## What the task asks
Transcribe every line exactly. Leave the pictures behind.

## Entries shown
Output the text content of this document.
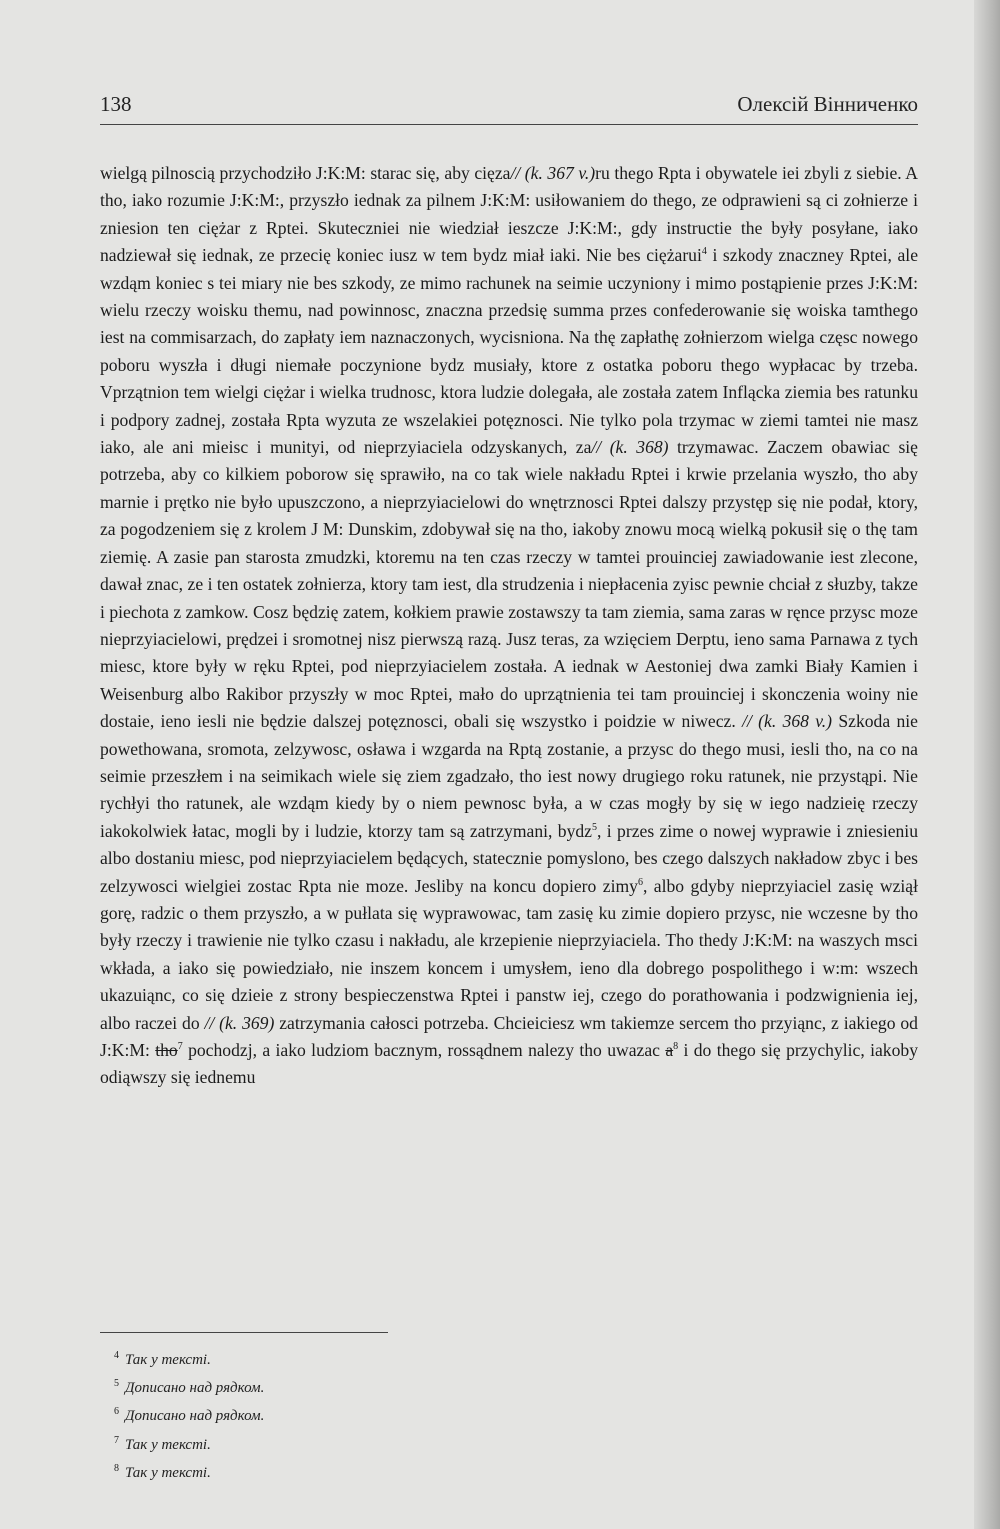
138	Олексій Вінниченко

wielgą pilnoscią przychodziło J:K:M: starac się, aby cięza// (k. 367 v.)ru thego Rpta i obywatele iei zbyli z siebie. A tho, iako rozumie J:K:M:, przyszło iednak za pilnem J:K:M: usiłowaniem do thego, ze odprawieni są ci zołnierze i zniesion ten ciężar z Rptei. Skuteczniei nie wiedział ieszcze J:K:M:, gdy instructie the były posyłane, iako nadziewał się iednak, ze przecię koniec iusz w tem bydz miał iaki. Nie bes ciężarui$^4$ i szkody znaczney Rptei, ale wzdąm koniec s tei miary nie bes szkody, ze mimo rachunek na seimie uczyniony i mimo postąpienie przes J:K:M: wielu rzeczy woisku themu, nad powinnosc, znaczna przedsię summa przes confederowanie się woiska tamthego iest na commisarzach, do zapłaty iem naznaczonych, wycisniona. Na thę zapłathę zołnierzom wielga częsc nowego poboru wyszła i długi niemałe poczynione bydz musiały, ktore z ostatka poboru thego wypłacac by trzeba. Vprzątnion tem wielgi ciężar i wielka trudnosc, ktora ludzie dolegała, ale została zatem Inflącka ziemia bes ratunku i podpory zadnej, została Rpta wyzuta ze wszelakiei potęznosci. Nie tylko pola trzymac w ziemi tamtei nie masz iako, ale ani mieisc i munityi, od nieprzyiaciela odzyskanych, za// (k. 368) trzymawac. Zaczem obawiac się potrzeba, aby co kilkiem poborow się sprawiło, na co tak wiele nakładu Rptei i krwie przelania wyszło, tho aby marnie i prętko nie było upuszczono, a nieprzyiacielowi do wnętrznosci Rptei dalszy przystęp się nie podał, ktory, za pogodzeniem się z krolem J M: Dunskim, zdobywał się na tho, iakoby znowu mocą wielką pokusił się o thę tam ziemię. A zasie pan starosta zmudzki, ktoremu na ten czas rzeczy w tamtei prouinciej zawiadowanie iest zlecone, dawał znac, ze i ten ostatek zołnierza, ktory tam iest, dla strudzenia i niepłacenia zyisc pewnie chciał z słuzby, takze i piechota z zamkow. Cosz będzię zatem, kołkiem prawie zostawszy ta tam ziemia, sama zaras w ręnce przysc moze nieprzyiacielowi, prędzei i sromotnej nisz pierwszą razą. Jusz teras, za wzięciem Derptu, ieno sama Parnawa z tych miesc, ktore były w ręku Rptei, pod nieprzyiacielem została. A iednak w Aestoniej dwa zamki Biały Kamien i Weisenburg albo Rakibor przyszły w moc Rptei, mało do uprzątnienia tei tam prouinciej i skonczenia woiny nie dostaie, ieno iesli nie będzie dalszej potęznosci, obali się wszystko i poidzie w niwecz. // (k. 368 v.) Szkoda nie powethowana, sromota, zelzywosc, osława i wzgarda na Rptą zostanie, a przysc do thego musi, iesli tho, na co na seimie przeszłem i na seimikach wiele się ziem zgadzało, tho iest nowy drugiego roku ratunek, nie przystąpi. Nie rychłyi tho ratunek, ale wzdąm kiedy by o niem pewnosc była, a w czas mogły by się w iego nadzieię rzeczy iakokolwiek łatac, mogli by i ludzie, ktorzy tam są zatrzymani, bydz$^5$, i przes zime o nowej wyprawie i zniesieniu albo dostaniu miesc, pod nieprzyiacielem będących, statecznie pomyslono, bes czego dalszych nakładow zbyc i bes zelzywosci wielgiei zostac Rpta nie moze. Jesliby na koncu dopiero zimy$^6$, albo gdyby nieprzyiaciel zasię wziął gorę, radzic o them przyszło, a w pułlata się wyprawowac, tam zasię ku zimie dopiero przysc, nie wczesne by tho były rzeczy i trawienie nie tylko czasu i nakładu, ale krzepienie nieprzyiaciela. Tho thedy J:K:M: na waszych msci wkłada, a iako się powiedziało, nie inszem koncem i umysłem, ieno dla dobrego pospolithego i w:m: wszech ukazuiąnc, co się dzieie z strony bespieczenstwa Rptei i panstw iej, czego do porathowania i podzwignienia iej, albo raczei do // (k. 369) zatrzymania całosci potrzeba. Chcieiciesz wm takiemze sercem tho przyiąnc, z iakiego od J:K:M: tho$^7$ pochodzj, a iako ludziom bacznym, rossądnem nalezy tho uwazac $a^8$ i do thego się przychylic, iakoby odiąwszy się iednemu

$^4$ Так у тексті.
$^5$ Дописано над рядком.
$^6$ Дописано над рядком.
$^7$ Так у тексті.
$^8$ Так у тексті.
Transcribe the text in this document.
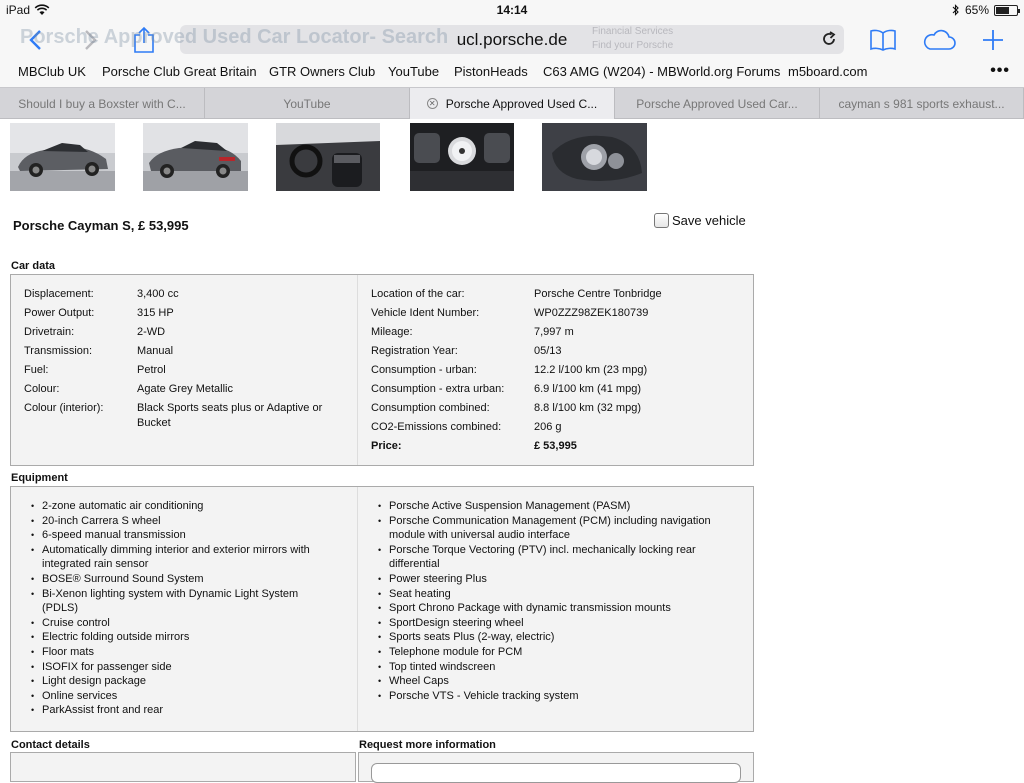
iPad	14:14	65%
Porsche Approved Used Car Locator- Search	Financial Services
Find your Porsche
ucl.porsche.de
MBClub UK Porsche Club Great Britain GTR Owners Club YouTube PistonHeads C63 AMG (W204) - MBWorld.org Forums m5board.com	•••
Should I buy a Boxster with C...	YouTube	✕ Porsche Approved Used C...	Porsche Approved Used Car...	cayman s 981 sports exhaust...
Porsche Cayman S, £ 53,995	Save vehicle
Car data
Displacement:	3,400 cc
Power Output:	315 HP
Drivetrain:	2-WD
Transmission:	Manual
Fuel:	Petrol
Colour:	Agate Grey Metallic
Colour (interior):	Black Sports seats plus or Adaptive or Bucket
Location of the car:	Porsche Centre Tonbridge
Vehicle Ident Number:	WP0ZZZ98ZEK180739
Mileage:	7,997 m
Registration Year:	05/13
Consumption - urban:	12.2 l/100 km (23 mpg)
Consumption - extra urban:	6.9 l/100 km (41 mpg)
Consumption combined:	8.8 l/100 km (32 mpg)
CO2-Emissions combined:	206 g
Price:	£ 53,995
Equipment
• 2-zone automatic air conditioning
• 20-inch Carrera S wheel
• 6-speed manual transmission
• Automatically dimming interior and exterior mirrors with integrated rain sensor
• BOSE® Surround Sound System
• Bi-Xenon lighting system with Dynamic Light System (PDLS)
• Cruise control
• Electric folding outside mirrors
• Floor mats
• ISOFIX for passenger side
• Light design package
• Online services
• ParkAssist front and rear
• Porsche Active Suspension Management (PASM)
• Porsche Communication Management (PCM) including navigation module with universal audio interface
• Porsche Torque Vectoring (PTV) incl. mechanically locking rear differential
• Power steering Plus
• Seat heating
• Sport Chrono Package with dynamic transmission mounts
• SportDesign steering wheel
• Sports seats Plus (2-way, electric)
• Telephone module for PCM
• Top tinted windscreen
• Wheel Caps
• Porsche VTS - Vehicle tracking system
Contact details	Request more information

## The response
Output the text content of this document.
138	Олексій Вінниченко

wielgą pilnoscią przychodziło J:K:M: starac się, aby cięza// (k. 367 v.)ru thego Rpta i obywatele iei zbyli z siebie. A tho, iako rozumie J:K:M:, przyszło iednak za pilnem J:K:M: usiłowaniem do thego, ze odprawieni są ci zołnierze i zniesion ten ciężar z Rptei. Skuteczniei nie wiedział ieszcze J:K:M:, gdy instructie the były posyłane, iako nadziewał się iednak, ze przecię koniec iusz w tem bydz miał iaki. Nie bes ciężarui$^4$ i szkody znaczney Rptei, ale wzdąm koniec s tei miary nie bes szkody, ze mimo rachunek na seimie uczyniony i mimo postąpienie przes J:K:M: wielu rzeczy woisku themu, nad powinnosc, znaczna przedsię summa przes confederowanie się woiska tamthego iest na commisarzach, do zapłaty iem naznaczonych, wycisniona. Na thę zapłathę zołnierzom wielga częsc nowego poboru wyszła i długi niemałe poczynione bydz musiały, ktore z ostatka poboru thego wypłacac by trzeba. Vprzątnion tem wielgi ciężar i wielka trudnosc, ktora ludzie dolegała, ale została zatem Inflącka ziemia bes ratunku i podpory zadnej, została Rpta wyzuta ze wszelakiei potęznosci. Nie tylko pola trzymac w ziemi tamtei nie masz iako, ale ani mieisc i munityi, od nieprzyiaciela odzyskanych, za// (k. 368) trzymawac. Zaczem obawiac się potrzeba, aby co kilkiem poborow się sprawiło, na co tak wiele nakładu Rptei i krwie przelania wyszło, tho aby marnie i prętko nie było upuszczono, a nieprzyiacielowi do wnętrznosci Rptei dalszy przystęp się nie podał, ktory, za pogodzeniem się z krolem J M: Dunskim, zdobywał się na tho, iakoby znowu mocą wielką pokusił się o thę tam ziemię. A zasie pan starosta zmudzki, ktoremu na ten czas rzeczy w tamtei prouinciej zawiadowanie iest zlecone, dawał znac, ze i ten ostatek zołnierza, ktory tam iest, dla strudzenia i niepłacenia zyisc pewnie chciał z słuzby, takze i piechota z zamkow. Cosz będzię zatem, kołkiem prawie zostawszy ta tam ziemia, sama zaras w ręnce przysc moze nieprzyiacielowi, prędzei i sromotnej nisz pierwszą razą. Jusz teras, za wzięciem Derptu, ieno sama Parnawa z tych miesc, ktore były w ręku Rptei, pod nieprzyiacielem została. A iednak w Aestoniej dwa zamki Biały Kamien i Weisenburg albo Rakibor przyszły w moc Rptei, mało do uprzątnienia tei tam prouinciej i skonczenia woiny nie dostaie, ieno iesli nie będzie dalszej potęznosci, obali się wszystko i poidzie w niwecz. // (k. 368 v.) Szkoda nie powethowana, sromota, zelzywosc, osława i wzgarda na Rptą zostanie, a przysc do thego musi, iesli tho, na co na seimie przeszłem i na seimikach wiele się ziem zgadzało, tho iest nowy drugiego roku ratunek, nie przystąpi. Nie rychłyi tho ratunek, ale wzdąm kiedy by o niem pewnosc była, a w czas mogły by się w iego nadzieię rzeczy iakokolwiek łatac, mogli by i ludzie, ktorzy tam są zatrzymani, bydz$^5$, i przes zime o nowej wyprawie i zniesieniu albo dostaniu miesc, pod nieprzyiacielem będących, statecznie pomyslono, bes czego dalszych nakładow zbyc i bes zelzywosci wielgiei zostac Rpta nie moze. Jesliby na koncu dopiero zimy$^6$, albo gdyby nieprzyiaciel zasię wziął gorę, radzic o them przyszło, a w pułlata się wyprawowac, tam zasię ku zimie dopiero przysc, nie wczesne by tho były rzeczy i trawienie nie tylko czasu i nakładu, ale krzepienie nieprzyiaciela. Tho thedy J:K:M: na waszych msci wkłada, a iako się powiedziało, nie inszem koncem i umysłem, ieno dla dobrego pospolithego i w:m: wszech ukazuiąnc, co się dzieie z strony bespieczenstwa Rptei i panstw iej, czego do porathowania i podzwignienia iej, albo raczei do // (k. 369) zatrzymania całosci potrzeba. Chcieiciesz wm takiemze sercem tho przyiąnc, z iakiego od J:K:M: tho$^7$ pochodzj, a iako ludziom bacznym, rossądnem nalezy tho uwazac $a^8$ i do thego się przychylic, iakoby odiąwszy się iednemu

$^4$ Так у тексті.
$^5$ Дописано над рядком.
$^6$ Дописано над рядком.
$^7$ Так у тексті.
$^8$ Так у тексті.
Transcribe the text in this document.
iPad	14:14	65%
Porsche Approved Used Car Locator- Search	Financial Services
Find your Porsche
ucl.porsche.de
MBClub UK Porsche Club Great Britain GTR Owners Club YouTube PistonHeads C63 AMG (W204) - MBWorld.org Forums m5board.com	•••
Should I buy a Boxster with C...	YouTube	✕ Porsche Approved Used C...	Porsche Approved Used Car...	cayman s 981 sports exhaust...
Porsche Cayman S, £ 53,995	Save vehicle
Car data
Displacement:	3,400 cc
Power Output:	315 HP
Drivetrain:	2-WD
Transmission:	Manual
Fuel:	Petrol
Colour:	Agate Grey Metallic
Colour (interior):	Black Sports seats plus or Adaptive or Bucket
Location of the car:	Porsche Centre Tonbridge
Vehicle Ident Number:	WP0ZZZ98ZEK180739
Mileage:	7,997 m
Registration Year:	05/13
Consumption - urban:	12.2 l/100 km (23 mpg)
Consumption - extra urban:	6.9 l/100 km (41 mpg)
Consumption combined:	8.8 l/100 km (32 mpg)
CO2-Emissions combined:	206 g
Price:	£ 53,995
Equipment
• 2-zone automatic air conditioning
• 20-inch Carrera S wheel
• 6-speed manual transmission
• Automatically dimming interior and exterior mirrors with integrated rain sensor
• BOSE® Surround Sound System
• Bi-Xenon lighting system with Dynamic Light System (PDLS)
• Cruise control
• Electric folding outside mirrors
• Floor mats
• ISOFIX for passenger side
• Light design package
• Online services
• ParkAssist front and rear
• Porsche Active Suspension Management (PASM)
• Porsche Communication Management (PCM) including navigation module with universal audio interface
• Porsche Torque Vectoring (PTV) incl. mechanically locking rear differential
• Power steering Plus
• Seat heating
• Sport Chrono Package with dynamic transmission mounts
• SportDesign steering wheel
• Sports seats Plus (2-way, electric)
• Telephone module for PCM
• Top tinted windscreen
• Wheel Caps
• Porsche VTS - Vehicle tracking system
Contact details	Request more information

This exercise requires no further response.